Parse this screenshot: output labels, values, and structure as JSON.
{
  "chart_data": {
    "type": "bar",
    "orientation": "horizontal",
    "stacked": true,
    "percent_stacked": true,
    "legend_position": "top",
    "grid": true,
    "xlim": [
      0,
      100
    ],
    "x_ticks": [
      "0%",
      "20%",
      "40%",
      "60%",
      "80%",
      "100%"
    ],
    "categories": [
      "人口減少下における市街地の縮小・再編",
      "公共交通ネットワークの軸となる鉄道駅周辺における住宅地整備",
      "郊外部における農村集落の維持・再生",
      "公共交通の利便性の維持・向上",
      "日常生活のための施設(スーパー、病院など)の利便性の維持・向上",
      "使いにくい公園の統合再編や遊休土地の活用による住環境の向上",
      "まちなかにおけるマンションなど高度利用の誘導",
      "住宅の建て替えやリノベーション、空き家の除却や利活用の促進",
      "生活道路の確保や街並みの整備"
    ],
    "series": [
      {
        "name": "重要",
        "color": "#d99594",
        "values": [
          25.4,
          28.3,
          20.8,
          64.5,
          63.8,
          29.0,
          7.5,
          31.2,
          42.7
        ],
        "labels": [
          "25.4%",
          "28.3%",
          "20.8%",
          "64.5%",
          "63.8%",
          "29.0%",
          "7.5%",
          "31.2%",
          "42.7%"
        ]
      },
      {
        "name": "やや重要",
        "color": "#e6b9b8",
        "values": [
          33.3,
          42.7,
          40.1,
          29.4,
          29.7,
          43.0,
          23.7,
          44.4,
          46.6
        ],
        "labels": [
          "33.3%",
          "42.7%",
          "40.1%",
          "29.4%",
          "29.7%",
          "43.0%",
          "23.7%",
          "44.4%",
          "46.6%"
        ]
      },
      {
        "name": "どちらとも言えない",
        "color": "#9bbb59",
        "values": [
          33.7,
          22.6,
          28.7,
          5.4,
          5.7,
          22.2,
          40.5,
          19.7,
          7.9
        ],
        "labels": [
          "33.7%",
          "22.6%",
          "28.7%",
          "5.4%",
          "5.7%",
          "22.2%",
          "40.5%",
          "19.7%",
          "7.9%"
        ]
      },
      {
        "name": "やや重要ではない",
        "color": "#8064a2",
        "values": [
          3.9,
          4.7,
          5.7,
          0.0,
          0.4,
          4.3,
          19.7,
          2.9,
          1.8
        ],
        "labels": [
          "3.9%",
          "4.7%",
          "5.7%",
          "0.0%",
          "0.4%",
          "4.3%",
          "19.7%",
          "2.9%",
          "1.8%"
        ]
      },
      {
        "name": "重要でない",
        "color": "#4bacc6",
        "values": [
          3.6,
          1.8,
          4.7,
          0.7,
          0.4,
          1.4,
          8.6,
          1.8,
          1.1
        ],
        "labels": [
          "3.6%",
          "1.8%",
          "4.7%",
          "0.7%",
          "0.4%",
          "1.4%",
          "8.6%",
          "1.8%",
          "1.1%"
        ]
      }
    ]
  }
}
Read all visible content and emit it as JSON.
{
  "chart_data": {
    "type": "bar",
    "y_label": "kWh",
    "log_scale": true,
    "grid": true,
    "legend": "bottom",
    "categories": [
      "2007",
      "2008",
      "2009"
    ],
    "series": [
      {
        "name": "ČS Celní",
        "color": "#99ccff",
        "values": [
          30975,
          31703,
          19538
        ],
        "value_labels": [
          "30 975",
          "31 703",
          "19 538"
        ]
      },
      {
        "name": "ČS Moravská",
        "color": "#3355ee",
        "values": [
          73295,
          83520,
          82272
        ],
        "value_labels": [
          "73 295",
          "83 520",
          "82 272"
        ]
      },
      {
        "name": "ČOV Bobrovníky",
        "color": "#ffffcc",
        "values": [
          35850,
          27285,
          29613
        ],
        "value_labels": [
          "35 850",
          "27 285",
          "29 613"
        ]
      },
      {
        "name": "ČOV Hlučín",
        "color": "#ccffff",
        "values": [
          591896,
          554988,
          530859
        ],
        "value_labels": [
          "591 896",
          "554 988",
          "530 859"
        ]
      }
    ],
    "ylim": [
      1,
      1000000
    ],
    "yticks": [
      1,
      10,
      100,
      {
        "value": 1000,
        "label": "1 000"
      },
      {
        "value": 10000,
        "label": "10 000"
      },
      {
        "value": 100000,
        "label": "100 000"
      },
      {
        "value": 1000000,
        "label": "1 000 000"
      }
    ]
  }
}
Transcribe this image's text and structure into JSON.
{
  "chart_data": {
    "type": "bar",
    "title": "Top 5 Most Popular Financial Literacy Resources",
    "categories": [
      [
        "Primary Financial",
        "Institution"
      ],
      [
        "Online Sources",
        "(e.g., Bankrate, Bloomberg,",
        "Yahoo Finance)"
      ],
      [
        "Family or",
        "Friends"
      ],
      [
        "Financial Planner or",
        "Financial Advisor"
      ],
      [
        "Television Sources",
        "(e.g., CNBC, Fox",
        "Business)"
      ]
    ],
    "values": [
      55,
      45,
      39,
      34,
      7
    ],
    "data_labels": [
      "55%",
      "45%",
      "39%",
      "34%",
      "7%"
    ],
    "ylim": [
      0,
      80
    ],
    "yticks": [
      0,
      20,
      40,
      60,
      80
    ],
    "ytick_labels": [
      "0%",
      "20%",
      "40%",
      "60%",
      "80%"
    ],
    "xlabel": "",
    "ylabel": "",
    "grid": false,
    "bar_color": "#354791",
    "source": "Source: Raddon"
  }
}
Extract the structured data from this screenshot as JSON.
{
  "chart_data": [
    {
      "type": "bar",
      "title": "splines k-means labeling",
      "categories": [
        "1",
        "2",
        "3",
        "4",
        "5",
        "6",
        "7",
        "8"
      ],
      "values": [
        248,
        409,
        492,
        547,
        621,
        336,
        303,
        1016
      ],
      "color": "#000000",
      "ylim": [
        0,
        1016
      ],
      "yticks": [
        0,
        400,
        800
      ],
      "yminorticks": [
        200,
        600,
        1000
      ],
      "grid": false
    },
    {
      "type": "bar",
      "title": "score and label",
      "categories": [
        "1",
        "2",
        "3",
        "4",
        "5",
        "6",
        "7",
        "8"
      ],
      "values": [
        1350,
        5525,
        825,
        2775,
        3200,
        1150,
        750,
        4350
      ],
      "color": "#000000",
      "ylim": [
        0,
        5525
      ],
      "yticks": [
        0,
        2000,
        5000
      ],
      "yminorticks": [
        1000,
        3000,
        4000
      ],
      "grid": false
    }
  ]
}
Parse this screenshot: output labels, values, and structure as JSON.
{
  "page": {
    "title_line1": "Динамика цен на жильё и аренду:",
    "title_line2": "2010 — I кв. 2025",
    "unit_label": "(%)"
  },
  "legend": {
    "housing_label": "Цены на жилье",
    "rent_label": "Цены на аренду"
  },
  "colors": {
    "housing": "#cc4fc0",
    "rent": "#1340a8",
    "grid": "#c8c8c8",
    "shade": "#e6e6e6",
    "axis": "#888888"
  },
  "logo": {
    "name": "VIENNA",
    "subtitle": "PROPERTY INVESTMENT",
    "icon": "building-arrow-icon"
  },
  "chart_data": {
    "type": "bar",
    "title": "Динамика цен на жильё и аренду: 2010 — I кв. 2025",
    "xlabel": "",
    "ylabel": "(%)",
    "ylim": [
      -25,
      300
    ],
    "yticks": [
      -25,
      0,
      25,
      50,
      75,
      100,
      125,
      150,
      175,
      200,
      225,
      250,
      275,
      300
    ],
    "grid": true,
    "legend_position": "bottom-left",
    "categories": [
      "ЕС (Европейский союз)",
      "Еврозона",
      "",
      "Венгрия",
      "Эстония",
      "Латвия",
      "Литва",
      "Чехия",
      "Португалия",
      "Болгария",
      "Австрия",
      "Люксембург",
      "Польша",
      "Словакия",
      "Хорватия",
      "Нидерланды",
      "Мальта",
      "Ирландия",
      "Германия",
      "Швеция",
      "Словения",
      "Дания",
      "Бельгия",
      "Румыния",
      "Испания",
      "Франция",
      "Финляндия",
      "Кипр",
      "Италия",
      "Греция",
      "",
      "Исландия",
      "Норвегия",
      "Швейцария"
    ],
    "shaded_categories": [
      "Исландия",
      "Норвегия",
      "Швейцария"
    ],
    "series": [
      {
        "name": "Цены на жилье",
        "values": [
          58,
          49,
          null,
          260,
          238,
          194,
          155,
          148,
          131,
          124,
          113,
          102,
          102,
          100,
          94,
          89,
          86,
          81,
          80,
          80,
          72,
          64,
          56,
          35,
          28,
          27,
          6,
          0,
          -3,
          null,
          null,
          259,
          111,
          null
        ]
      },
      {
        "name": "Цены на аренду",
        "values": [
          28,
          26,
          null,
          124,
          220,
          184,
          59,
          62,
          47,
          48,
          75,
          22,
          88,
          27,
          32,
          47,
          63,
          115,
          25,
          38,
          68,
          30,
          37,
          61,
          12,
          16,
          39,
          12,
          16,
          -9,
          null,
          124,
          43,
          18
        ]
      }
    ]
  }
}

※ ※ ※

_What to do_
Go through the records above and copy every line with the word "Динамика".

_Solution_
    "title_line1": "Динамика цен на жильё и аренду:",
    "title": "Динамика цен на жильё и аренду: 2010 — I кв. 2025",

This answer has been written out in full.